## [WHAT THE TASK ASKS]
Can you copy out the data exactly? Leave the images out.

====== PROVIDED INFORMATION ======

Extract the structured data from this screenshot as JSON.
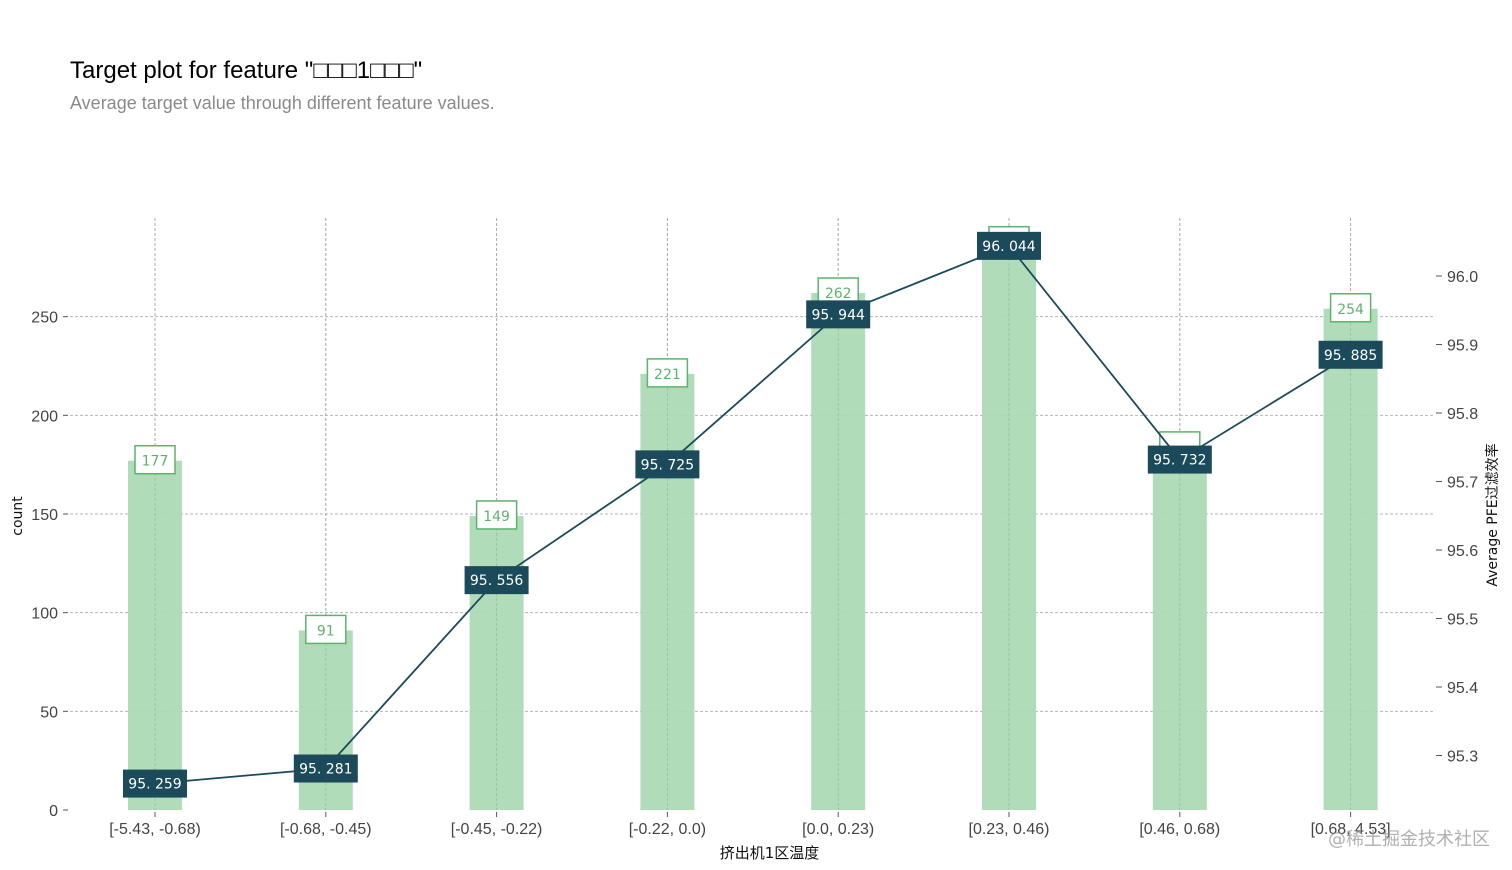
{
  "header": {
    "title": "Target plot for feature \"□□□1□□□\"",
    "subtitle": "Average target value through different feature values."
  },
  "watermark": "@稀土掘金技术社区",
  "chart_data": {
    "type": "bar",
    "categories": [
      "[-5.43, -0.68)",
      "[-0.68, -0.45)",
      "[-0.45, -0.22)",
      "[-0.22, 0.0)",
      "[0.0, 0.23)",
      "[0.23, 0.46)",
      "[0.46, 0.68)",
      "[0.68, 4.53]"
    ],
    "xlabel": "挤出机1区温度",
    "grid": true,
    "series": [
      {
        "type": "bar",
        "axis": "left",
        "values": [
          177,
          91,
          149,
          221,
          262,
          288,
          184,
          254
        ],
        "labels": [
          "177",
          "91",
          "149",
          "221",
          "262",
          "",
          "",
          "254"
        ],
        "color": "#acdab6",
        "label_color": "#5cb36c"
      },
      {
        "type": "line",
        "axis": "right",
        "values": [
          95.259,
          95.281,
          95.556,
          95.725,
          95.944,
          96.044,
          95.732,
          95.885
        ],
        "labels": [
          "95. 259",
          "95. 281",
          "95. 556",
          "95. 725",
          "95. 944",
          "96. 044",
          "95. 732",
          "95. 885"
        ],
        "color": "#1b4a5a"
      }
    ],
    "y_left": {
      "label": "count",
      "range": [
        0,
        300
      ],
      "ticks": [
        0,
        50,
        100,
        150,
        200,
        250
      ]
    },
    "y_right": {
      "label": "Average  PFE过滤效率",
      "range": [
        95.22,
        96.07
      ],
      "ticks": [
        95.3,
        95.4,
        95.5,
        95.6,
        95.7,
        95.8,
        95.9,
        96.0
      ]
    }
  }
}
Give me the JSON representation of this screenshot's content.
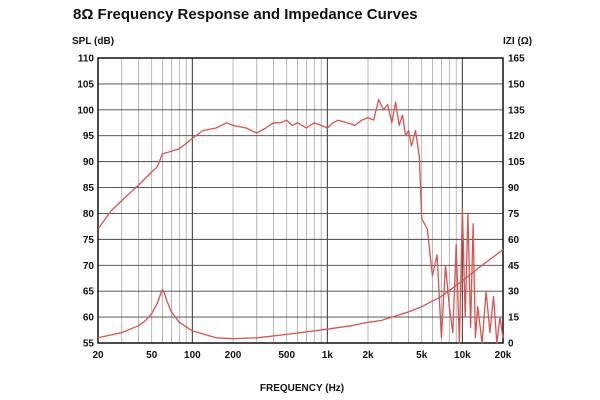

======

## [ANSWER TO THE TASK]
Extract the structured data from this screenshot as JSON.
{
  "header": {
    "title": "Target plot for feature \"□□□1□□□\"",
    "subtitle": "Average target value through different feature values."
  },
  "watermark": "@稀土掘金技术社区",
  "chart_data": {
    "type": "bar",
    "categories": [
      "[-5.43, -0.68)",
      "[-0.68, -0.45)",
      "[-0.45, -0.22)",
      "[-0.22, 0.0)",
      "[0.0, 0.23)",
      "[0.23, 0.46)",
      "[0.46, 0.68)",
      "[0.68, 4.53]"
    ],
    "xlabel": "挤出机1区温度",
    "grid": true,
    "series": [
      {
        "type": "bar",
        "axis": "left",
        "values": [
          177,
          91,
          149,
          221,
          262,
          288,
          184,
          254
        ],
        "labels": [
          "177",
          "91",
          "149",
          "221",
          "262",
          "",
          "",
          "254"
        ],
        "color": "#acdab6",
        "label_color": "#5cb36c"
      },
      {
        "type": "line",
        "axis": "right",
        "values": [
          95.259,
          95.281,
          95.556,
          95.725,
          95.944,
          96.044,
          95.732,
          95.885
        ],
        "labels": [
          "95. 259",
          "95. 281",
          "95. 556",
          "95. 725",
          "95. 944",
          "96. 044",
          "95. 732",
          "95. 885"
        ],
        "color": "#1b4a5a"
      }
    ],
    "y_left": {
      "label": "count",
      "range": [
        0,
        300
      ],
      "ticks": [
        0,
        50,
        100,
        150,
        200,
        250
      ]
    },
    "y_right": {
      "label": "Average  PFE过滤效率",
      "range": [
        95.22,
        96.07
      ],
      "ticks": [
        95.3,
        95.4,
        95.5,
        95.6,
        95.7,
        95.8,
        95.9,
        96.0
      ]
    }
  }
}
Give me the JSON representation of this screenshot's content.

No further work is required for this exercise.